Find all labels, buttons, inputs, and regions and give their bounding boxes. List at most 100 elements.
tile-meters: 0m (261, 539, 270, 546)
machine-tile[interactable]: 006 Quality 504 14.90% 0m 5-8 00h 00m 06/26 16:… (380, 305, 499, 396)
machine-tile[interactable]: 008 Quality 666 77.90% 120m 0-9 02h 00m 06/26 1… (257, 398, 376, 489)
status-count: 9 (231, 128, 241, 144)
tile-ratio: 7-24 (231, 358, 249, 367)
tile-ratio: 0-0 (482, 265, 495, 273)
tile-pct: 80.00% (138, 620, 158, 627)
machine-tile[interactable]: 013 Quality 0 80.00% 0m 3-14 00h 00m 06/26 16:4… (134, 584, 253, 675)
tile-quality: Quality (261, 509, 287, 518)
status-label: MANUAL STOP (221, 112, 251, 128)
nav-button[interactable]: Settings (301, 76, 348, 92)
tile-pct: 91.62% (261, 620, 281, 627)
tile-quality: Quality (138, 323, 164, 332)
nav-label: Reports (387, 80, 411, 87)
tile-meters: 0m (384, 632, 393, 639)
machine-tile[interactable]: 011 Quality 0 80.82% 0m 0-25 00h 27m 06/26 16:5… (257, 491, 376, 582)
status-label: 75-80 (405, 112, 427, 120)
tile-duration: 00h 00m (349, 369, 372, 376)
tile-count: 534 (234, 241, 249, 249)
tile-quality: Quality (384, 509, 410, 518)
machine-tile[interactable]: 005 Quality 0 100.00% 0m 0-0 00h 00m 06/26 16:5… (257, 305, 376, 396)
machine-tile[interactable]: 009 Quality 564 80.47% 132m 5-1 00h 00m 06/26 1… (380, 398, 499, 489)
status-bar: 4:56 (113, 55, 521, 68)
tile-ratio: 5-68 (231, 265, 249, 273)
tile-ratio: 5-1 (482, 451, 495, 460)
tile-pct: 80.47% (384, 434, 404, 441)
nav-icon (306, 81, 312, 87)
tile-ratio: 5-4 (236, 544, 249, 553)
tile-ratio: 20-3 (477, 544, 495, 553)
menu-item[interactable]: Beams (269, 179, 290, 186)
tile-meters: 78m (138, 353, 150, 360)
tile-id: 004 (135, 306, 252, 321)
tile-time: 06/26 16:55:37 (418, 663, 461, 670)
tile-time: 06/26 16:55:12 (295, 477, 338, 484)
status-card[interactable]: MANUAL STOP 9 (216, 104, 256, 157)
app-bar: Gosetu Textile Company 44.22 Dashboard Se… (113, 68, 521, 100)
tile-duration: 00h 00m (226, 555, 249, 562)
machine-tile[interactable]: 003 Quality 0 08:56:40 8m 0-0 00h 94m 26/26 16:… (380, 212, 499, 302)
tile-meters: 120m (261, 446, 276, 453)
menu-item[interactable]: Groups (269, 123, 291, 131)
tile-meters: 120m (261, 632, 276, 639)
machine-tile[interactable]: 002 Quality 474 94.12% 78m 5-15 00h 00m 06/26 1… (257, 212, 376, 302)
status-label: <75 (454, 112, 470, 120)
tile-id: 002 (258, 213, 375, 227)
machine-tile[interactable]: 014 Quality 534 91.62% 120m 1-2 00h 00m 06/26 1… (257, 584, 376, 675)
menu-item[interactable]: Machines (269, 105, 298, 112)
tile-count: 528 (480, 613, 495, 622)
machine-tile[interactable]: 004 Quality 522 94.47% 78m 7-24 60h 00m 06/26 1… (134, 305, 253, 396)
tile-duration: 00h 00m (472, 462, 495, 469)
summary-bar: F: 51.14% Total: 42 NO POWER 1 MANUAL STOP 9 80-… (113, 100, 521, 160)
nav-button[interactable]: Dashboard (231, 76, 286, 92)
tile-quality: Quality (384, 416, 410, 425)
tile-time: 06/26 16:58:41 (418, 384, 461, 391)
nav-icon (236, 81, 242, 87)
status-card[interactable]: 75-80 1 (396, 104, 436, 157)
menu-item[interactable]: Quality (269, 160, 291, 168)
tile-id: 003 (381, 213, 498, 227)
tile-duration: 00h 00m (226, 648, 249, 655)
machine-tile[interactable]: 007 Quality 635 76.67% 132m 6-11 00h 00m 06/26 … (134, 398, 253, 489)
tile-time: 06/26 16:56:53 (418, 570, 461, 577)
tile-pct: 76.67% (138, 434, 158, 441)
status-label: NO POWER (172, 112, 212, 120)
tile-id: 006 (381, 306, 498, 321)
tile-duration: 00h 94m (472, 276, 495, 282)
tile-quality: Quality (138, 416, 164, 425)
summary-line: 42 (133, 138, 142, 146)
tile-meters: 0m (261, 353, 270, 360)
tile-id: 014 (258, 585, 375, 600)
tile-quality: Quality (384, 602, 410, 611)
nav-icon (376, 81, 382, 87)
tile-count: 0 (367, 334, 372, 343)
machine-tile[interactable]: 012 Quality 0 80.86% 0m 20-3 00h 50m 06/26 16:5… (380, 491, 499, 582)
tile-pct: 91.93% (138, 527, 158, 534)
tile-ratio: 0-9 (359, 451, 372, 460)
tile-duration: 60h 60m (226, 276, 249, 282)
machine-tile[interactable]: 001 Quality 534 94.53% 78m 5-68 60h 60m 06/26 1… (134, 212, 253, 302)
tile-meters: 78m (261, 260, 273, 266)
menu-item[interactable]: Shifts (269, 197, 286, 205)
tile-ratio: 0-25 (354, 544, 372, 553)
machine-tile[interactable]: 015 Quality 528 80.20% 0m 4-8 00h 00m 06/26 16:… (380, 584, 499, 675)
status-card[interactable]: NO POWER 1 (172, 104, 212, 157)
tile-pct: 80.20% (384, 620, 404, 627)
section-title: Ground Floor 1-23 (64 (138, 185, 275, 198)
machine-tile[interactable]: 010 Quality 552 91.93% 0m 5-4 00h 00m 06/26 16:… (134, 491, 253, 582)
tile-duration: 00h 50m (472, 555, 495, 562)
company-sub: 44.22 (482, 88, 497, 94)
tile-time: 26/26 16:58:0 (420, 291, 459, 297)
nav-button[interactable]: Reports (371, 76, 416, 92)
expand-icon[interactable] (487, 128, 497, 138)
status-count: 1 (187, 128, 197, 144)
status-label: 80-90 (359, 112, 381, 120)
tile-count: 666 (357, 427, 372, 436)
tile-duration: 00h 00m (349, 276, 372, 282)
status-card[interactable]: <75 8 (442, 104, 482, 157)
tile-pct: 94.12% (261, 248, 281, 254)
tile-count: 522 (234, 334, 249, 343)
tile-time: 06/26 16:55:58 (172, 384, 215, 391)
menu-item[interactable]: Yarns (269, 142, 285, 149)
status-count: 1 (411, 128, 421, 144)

**TASK**: Write out all of the data again, replacing "MANUAL STOP" with "PAUSED" wherever it occurs and leaving everything else unchanged.

**RESPONSE**:
Find all labels, buttons, inputs, and regions and give their bounding boxes. List at most 100 elements.
tile-meters: 0m (261, 539, 270, 546)
machine-tile[interactable]: 006 Quality 504 14.90% 0m 5-8 00h 00m 06/26 16:… (380, 305, 499, 396)
machine-tile[interactable]: 008 Quality 666 77.90% 120m 0-9 02h 00m 06/26 1… (257, 398, 376, 489)
status-count: 9 (231, 128, 241, 144)
tile-ratio: 7-24 (231, 358, 249, 367)
tile-ratio: 0-0 (482, 265, 495, 273)
tile-pct: 80.00% (138, 620, 158, 627)
machine-tile[interactable]: 013 Quality 0 80.00% 0m 3-14 00h 00m 06/26 16:4… (134, 584, 253, 675)
tile-quality: Quality (261, 509, 287, 518)
status-label: PAUSED (221, 112, 251, 128)
nav-button[interactable]: Settings (301, 76, 348, 92)
tile-pct: 91.62% (261, 620, 281, 627)
tile-quality: Quality (138, 323, 164, 332)
nav-label: Reports (387, 80, 411, 87)
tile-meters: 0m (384, 632, 393, 639)
machine-tile[interactable]: 011 Quality 0 80.82% 0m 0-25 00h 27m 06/26 16:5… (257, 491, 376, 582)
status-label: 75-80 (405, 112, 427, 120)
tile-duration: 00h 00m (349, 369, 372, 376)
tile-count: 534 (234, 241, 249, 249)
tile-quality: Quality (384, 509, 410, 518)
machine-tile[interactable]: 005 Quality 0 100.00% 0m 0-0 00h 00m 06/26 16:5… (257, 305, 376, 396)
machine-tile[interactable]: 009 Quality 564 80.47% 132m 5-1 00h 00m 06/26 1… (380, 398, 499, 489)
status-bar: 4:56 (113, 55, 521, 68)
tile-ratio: 5-68 (231, 265, 249, 273)
tile-ratio: 5-1 (482, 451, 495, 460)
tile-pct: 80.47% (384, 434, 404, 441)
nav-icon (306, 81, 312, 87)
tile-ratio: 5-4 (236, 544, 249, 553)
tile-ratio: 20-3 (477, 544, 495, 553)
menu-item[interactable]: Beams (269, 179, 290, 186)
tile-meters: 78m (138, 353, 150, 360)
tile-id: 004 (135, 306, 252, 321)
tile-time: 06/26 16:55:37 (418, 663, 461, 670)
tile-time: 06/26 16:55:12 (295, 477, 338, 484)
status-card[interactable]: PAUSED 9 (216, 104, 256, 157)
app-bar: Gosetu Textile Company 44.22 Dashboard Se… (113, 68, 521, 100)
tile-duration: 00h 00m (226, 555, 249, 562)
machine-tile[interactable]: 003 Quality 0 08:56:40 8m 0-0 00h 94m 26/26 16:… (380, 212, 499, 302)
tile-meters: 120m (261, 446, 276, 453)
menu-item[interactable]: Groups (269, 123, 291, 131)
tile-meters: 120m (261, 632, 276, 639)
machine-tile[interactable]: 002 Quality 474 94.12% 78m 5-15 00h 00m 06/26 1… (257, 212, 376, 302)
status-label: <75 (454, 112, 470, 120)
tile-id: 002 (258, 213, 375, 227)
machine-tile[interactable]: 014 Quality 534 91.62% 120m 1-2 00h 00m 06/26 1… (257, 584, 376, 675)
menu-item[interactable]: Machines (269, 105, 298, 112)
tile-count: 528 (480, 613, 495, 622)
machine-tile[interactable]: 004 Quality 522 94.47% 78m 7-24 60h 00m 06/26 1… (134, 305, 253, 396)
tile-duration: 00h 00m (472, 462, 495, 469)
summary-bar: F: 51.14% Total: 42 NO POWER 1 PAUSED 9 80-… (113, 100, 521, 160)
nav-button[interactable]: Dashboard (231, 76, 286, 92)
tile-quality: Quality (384, 416, 410, 425)
tile-time: 06/26 16:58:41 (418, 384, 461, 391)
nav-icon (236, 81, 242, 87)
status-card[interactable]: 75-80 1 (396, 104, 436, 157)
menu-item[interactable]: Quality (269, 160, 291, 168)
tile-id: 003 (381, 213, 498, 227)
tile-duration: 00h 00m (226, 648, 249, 655)
machine-tile[interactable]: 007 Quality 635 76.67% 132m 6-11 00h 00m 06/26 … (134, 398, 253, 489)
tile-time: 06/26 16:56:53 (418, 570, 461, 577)
tile-pct: 76.67% (138, 434, 158, 441)
status-label: NO POWER (172, 112, 212, 120)
tile-id: 006 (381, 306, 498, 321)
tile-duration: 00h 94m (472, 276, 495, 282)
tile-quality: Quality (138, 416, 164, 425)
summary-line: 42 (133, 138, 142, 146)
tile-meters: 0m (261, 353, 270, 360)
tile-id: 014 (258, 585, 375, 600)
tile-quality: Quality (384, 602, 410, 611)
nav-icon (376, 81, 382, 87)
tile-count: 0 (367, 334, 372, 343)
machine-tile[interactable]: 012 Quality 0 80.86% 0m 20-3 00h 50m 06/26 16:5… (380, 491, 499, 582)
tile-pct: 91.93% (138, 527, 158, 534)
tile-ratio: 0-9 (359, 451, 372, 460)
tile-duration: 60h 60m (226, 276, 249, 282)
machine-tile[interactable]: 001 Quality 534 94.53% 78m 5-68 60h 60m 06/26 1… (134, 212, 253, 302)
tile-meters: 78m (261, 260, 273, 266)
menu-item[interactable]: Shifts (269, 197, 286, 205)
tile-ratio: 0-25 (354, 544, 372, 553)
machine-tile[interactable]: 015 Quality 528 80.20% 0m 4-8 00h 00m 06/26 16:… (380, 584, 499, 675)
status-card[interactable]: NO POWER 1 (172, 104, 212, 157)
tile-pct: 80.20% (384, 620, 404, 627)
section-title: Ground Floor 1-23 (64 (138, 185, 275, 198)
machine-tile[interactable]: 010 Quality 552 91.93% 0m 5-4 00h 00m 06/26 16:… (134, 491, 253, 582)
tile-duration: 00h 50m (472, 555, 495, 562)
company-sub: 44.22 (482, 88, 497, 94)
tile-time: 26/26 16:58:0 (420, 291, 459, 297)
nav-button[interactable]: Reports (371, 76, 416, 92)
expand-icon[interactable] (487, 128, 497, 138)
status-count: 1 (187, 128, 197, 144)
status-label: 80-90 (359, 112, 381, 120)
tile-count: 666 (357, 427, 372, 436)
tile-duration: 00h 00m (349, 276, 372, 282)
status-card[interactable]: <75 8 (442, 104, 482, 157)
tile-pct: 94.12% (261, 248, 281, 254)
tile-count: 522 (234, 334, 249, 343)
tile-time: 06/26 16:55:58 (172, 384, 215, 391)
menu-item[interactable]: Yarns (269, 142, 285, 149)
status-count: 1 (411, 128, 421, 144)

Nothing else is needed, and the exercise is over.